WORK TO BE COMPLETED: Pick out the lines in the listing below that contain the word "воздействия" and copy them.

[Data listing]
= = = = = = =
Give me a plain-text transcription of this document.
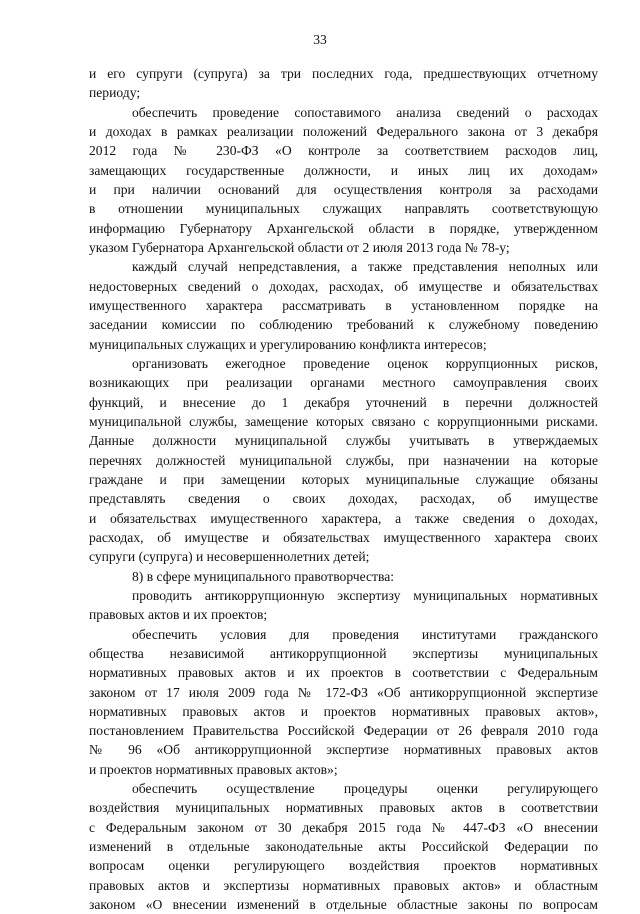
33
и его супруги (супруга) за три последних года, предшествующих отчетному
периоду;
обеспечить проведение сопоставимого анализа сведений о расходах
и доходах в рамках реализации положений Федерального закона от 3 декабря
2012 года № 230-ФЗ «О контроле за соответствием расходов лиц,
замещающих государственные должности, и иных лиц их доходам»
и при наличии оснований для осуществления контроля за расходами
в отношении муниципальных служащих направлять соответствующую
информацию Губернатору Архангельской области в порядке, утвержденном
указом Губернатора Архангельской области от 2 июля 2013 года № 78-у;
каждый случай непредставления, а также представления неполных или
недостоверных сведений о доходах, расходах, об имуществе и обязательствах
имущественного характера рассматривать в установленном порядке на
заседании комиссии по соблюдению требований к служебному поведению
муниципальных служащих и урегулированию конфликта интересов;
организовать ежегодное проведение оценок коррупционных рисков,
возникающих при реализации органами местного самоуправления своих
функций, и внесение до 1 декабря уточнений в перечни должностей
муниципальной службы, замещение которых связано с коррупционными рисками.
Данные должности муниципальной службы учитывать в утверждаемых
перечнях должностей муниципальной службы, при назначении на которые
граждане и при замещении которых муниципальные служащие обязаны
представлять сведения о своих доходах, расходах, об имуществе
и обязательствах имущественного характера, а также сведения о доходах,
расходах, об имуществе и обязательствах имущественного характера своих
супруги (супруга) и несовершеннолетних детей;
8) в сфере муниципального правотворчества:
проводить антикоррупционную экспертизу муниципальных нормативных
правовых актов и их проектов;
обеспечить условия для проведения институтами гражданского
общества независимой антикоррупционной экспертизы муниципальных
нормативных правовых актов и их проектов в соответствии с Федеральным
законом от 17 июля 2009 года № 172-ФЗ «Об антикоррупционной экспертизе
нормативных правовых актов и проектов нормативных правовых актов»,
постановлением Правительства Российской Федерации от 26 февраля 2010 года
№ 96 «Об антикоррупционной экспертизе нормативных правовых актов
и проектов нормативных правовых актов»;
обеспечить осуществление процедуры оценки регулирующего
воздействия муниципальных нормативных правовых актов в соответствии
с Федеральным законом от 30 декабря 2015 года № 447-ФЗ «О внесении
изменений в отдельные законодательные акты Российской Федерации по
вопросам оценки регулирующего воздействия проектов нормативных
правовых актов и экспертизы нормативных правовых актов» и областным
законом «О внесении изменений в отдельные областные законы по вопросам
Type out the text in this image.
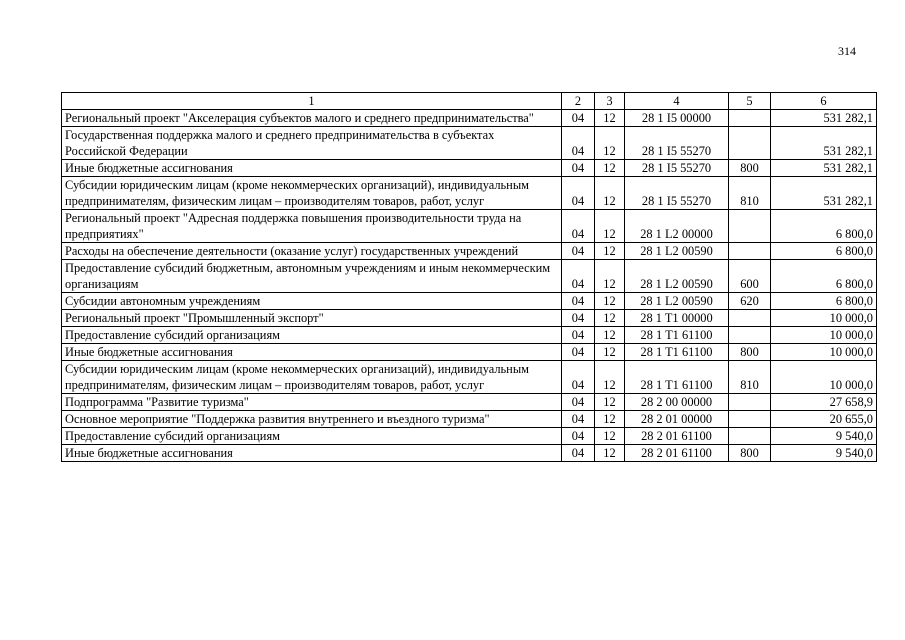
314
1	2	3	4	5	6
Региональный проект "Акселерация субъектов малого и среднего предпринимательства"	04	12	28 1 I5 00000		531 282,1
Государственная поддержка малого и среднего предпринимательства в субъектах Российской Федерации	04	12	28 1 I5 55270		531 282,1
Иные бюджетные ассигнования	04	12	28 1 I5 55270	800	531 282,1
Субсидии юридическим лицам (кроме некоммерческих организаций), индивидуальным предпринимателям, физическим лицам – производителям товаров, работ, услуг	04	12	28 1 I5 55270	810	531 282,1
Региональный проект "Адресная поддержка повышения производительности труда на предприятиях"	04	12	28 1 L2 00000		6 800,0
Расходы на обеспечение деятельности (оказание услуг) государственных учреждений	04	12	28 1 L2 00590		6 800,0
Предоставление субсидий бюджетным, автономным учреждениям и иным некоммерческим организациям	04	12	28 1 L2 00590	600	6 800,0
Субсидии автономным учреждениям	04	12	28 1 L2 00590	620	6 800,0
Региональный проект "Промышленный экспорт"	04	12	28 1 T1 00000		10 000,0
Предоставление субсидий организациям	04	12	28 1 T1 61100		10 000,0
Иные бюджетные ассигнования	04	12	28 1 T1 61100	800	10 000,0
Субсидии юридическим лицам (кроме некоммерческих организаций), индивидуальным предпринимателям, физическим лицам – производителям товаров, работ, услуг	04	12	28 1 T1 61100	810	10 000,0
Подпрограмма "Развитие туризма"	04	12	28 2 00 00000		27 658,9
Основное мероприятие "Поддержка развития внутреннего и въездного туризма"	04	12	28 2 01 00000		20 655,0
Предоставление субсидий организациям	04	12	28 2 01 61100		9 540,0
Иные бюджетные ассигнования	04	12	28 2 01 61100	800	9 540,0
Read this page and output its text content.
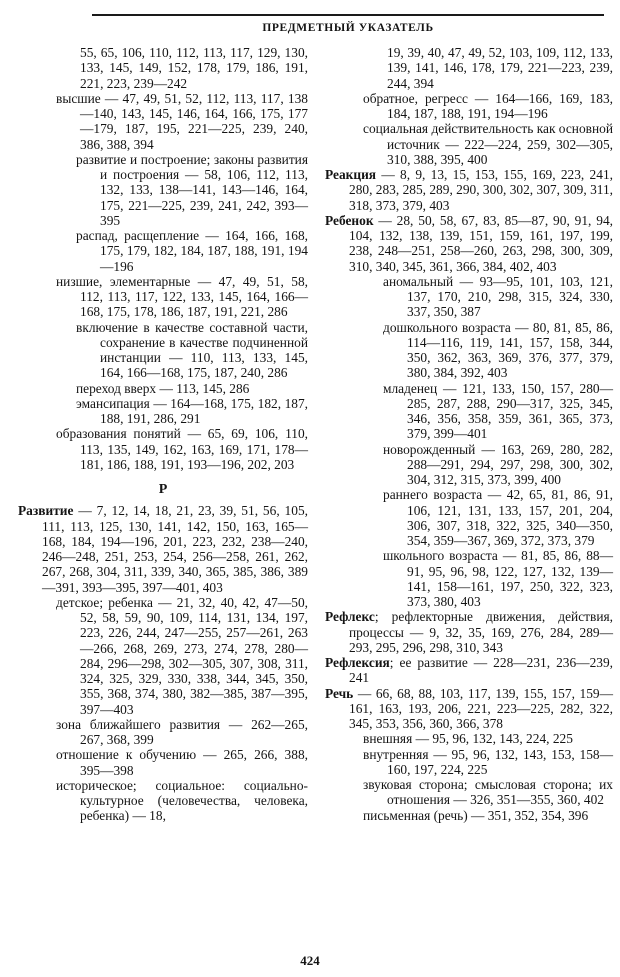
ПРЕДМЕТНЫЙ УКАЗАТЕЛЬ
55, 65, 106, 110, 112, 113, 117, 129, 130, 133, 145, 149, 152, 178, 179, 186, 191, 221, 223, 239—242
высшие — 47, 49, 51, 52, 112, 113, 117, 138—140, 143, 145, 146, 164, 166, 175, 177—179, 187, 195, 221—225, 239, 240, 386, 388, 394
развитие и построение; законы развития и построения — 58, 106, 112, 113, 132, 133, 138—141, 143—146, 164, 175, 221—225, 239, 241, 242, 393—395
распад, расщепление — 164, 166, 168, 175, 179, 182, 184, 187, 188, 191, 194—196
низшие, элементарные — 47, 49, 51, 58, 112, 113, 117, 122, 133, 145, 164, 166—168, 175, 178, 186, 187, 191, 221, 286
включение в качестве составной части, сохранение в качестве подчиненной инстанции — 110, 113, 133, 145, 164, 166—168, 175, 187, 240, 286
переход вверх — 113, 145, 286
эмансипация — 164—168, 175, 182, 187, 188, 191, 286, 291
образования понятий — 65, 69, 106, 110, 113, 135, 149, 162, 163, 169, 171, 178—181, 186, 188, 191, 193—196, 202, 203
Р
Развитие — 7, 12, 14, 18, 21, 23, 39, 51, 56, 105, 111, 113, 125, 130, 141, 142, 150, 163, 165—168, 184, 194—196, 201, 223, 232, 238—240, 246—248, 251, 253, 254, 256—258, 261, 262, 267, 268, 304, 311, 339, 340, 365, 385, 386, 389—391, 393—395, 397—401, 403
детское; ребенка — 21, 32, 40, 42, 47—50, 52, 58, 59, 90, 109, 114, 131, 134, 197, 223, 226, 244, 247—255, 257—261, 263—266, 268, 269, 273, 274, 278, 280—284, 296—298, 302—305, 307, 308, 311, 324, 325, 329, 330, 338, 344, 345, 350, 355, 368, 374, 380, 382—385, 387—395, 397—403
зона ближайшего развития — 262—265, 267, 368, 399
отношение к обучению — 265, 266, 388, 395—398
историческое; социальное: социально-культурное (человечества, человека, ребенка) — 18,
19, 39, 40, 47, 49, 52, 103, 109, 112, 133, 139, 141, 146, 178, 179, 221—223, 239, 244, 394
обратное, регресс — 164—166, 169, 183, 184, 187, 188, 191, 194—196
социальная действительность как основной источник — 222—224, 259, 302—305, 310, 388, 395, 400
Реакция — 8, 9, 13, 15, 153, 155, 169, 223, 241, 280, 283, 285, 289, 290, 300, 302, 307, 309, 311, 318, 373, 379, 403
Ребенок — 28, 50, 58, 67, 83, 85—87, 90, 91, 94, 104, 132, 138, 139, 151, 159, 161, 197, 199, 238, 248—251, 258—260, 263, 298, 300, 309, 310, 340, 345, 361, 366, 384, 402, 403
аномальный — 93—95, 101, 103, 121, 137, 170, 210, 298, 315, 324, 330, 337, 350, 387
дошкольного возраста — 80, 81, 85, 86, 114—116, 119, 141, 157, 158, 344, 350, 362, 363, 369, 376, 377, 379, 380, 384, 392, 403
младенец — 121, 133, 150, 157, 280—285, 287, 288, 290—317, 325, 345, 346, 356, 358, 359, 361, 365, 373, 379, 399—401
новорожденный — 163, 269, 280, 282, 288—291, 294, 297, 298, 300, 302, 304, 312, 315, 373, 399, 400
раннего возраста — 42, 65, 81, 86, 91, 106, 121, 131, 133, 157, 201, 204, 306, 307, 318, 322, 325, 340—350, 354, 359—367, 369, 372, 373, 379
школьного возраста — 81, 85, 86, 88—91, 95, 96, 98, 122, 127, 132, 139—141, 158—161, 197, 250, 322, 323, 373, 380, 403
Рефлекс; рефлекторные движения, действия, процессы — 9, 32, 35, 169, 276, 284, 289—293, 295, 296, 298, 310, 343
Рефлексия; ее развитие — 228—231, 236—239, 241
Речь — 66, 68, 88, 103, 117, 139, 155, 157, 159—161, 163, 193, 206, 221, 223—225, 282, 322, 345, 353, 356, 360, 366, 378
внешняя — 95, 96, 132, 143, 224, 225
внутренняя — 95, 96, 132, 143, 153, 158—160, 197, 224, 225
звуковая сторона; смысловая сторона; их отношения — 326, 351—355, 360, 402
письменная (речь) — 351, 352, 354, 396
424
= = = = = = =
ANSWER TO THE TASK:
воздействия муниципальных нормативных правовых актов в соответствии
вопросам оценки регулирующего воздействия проектов нормативных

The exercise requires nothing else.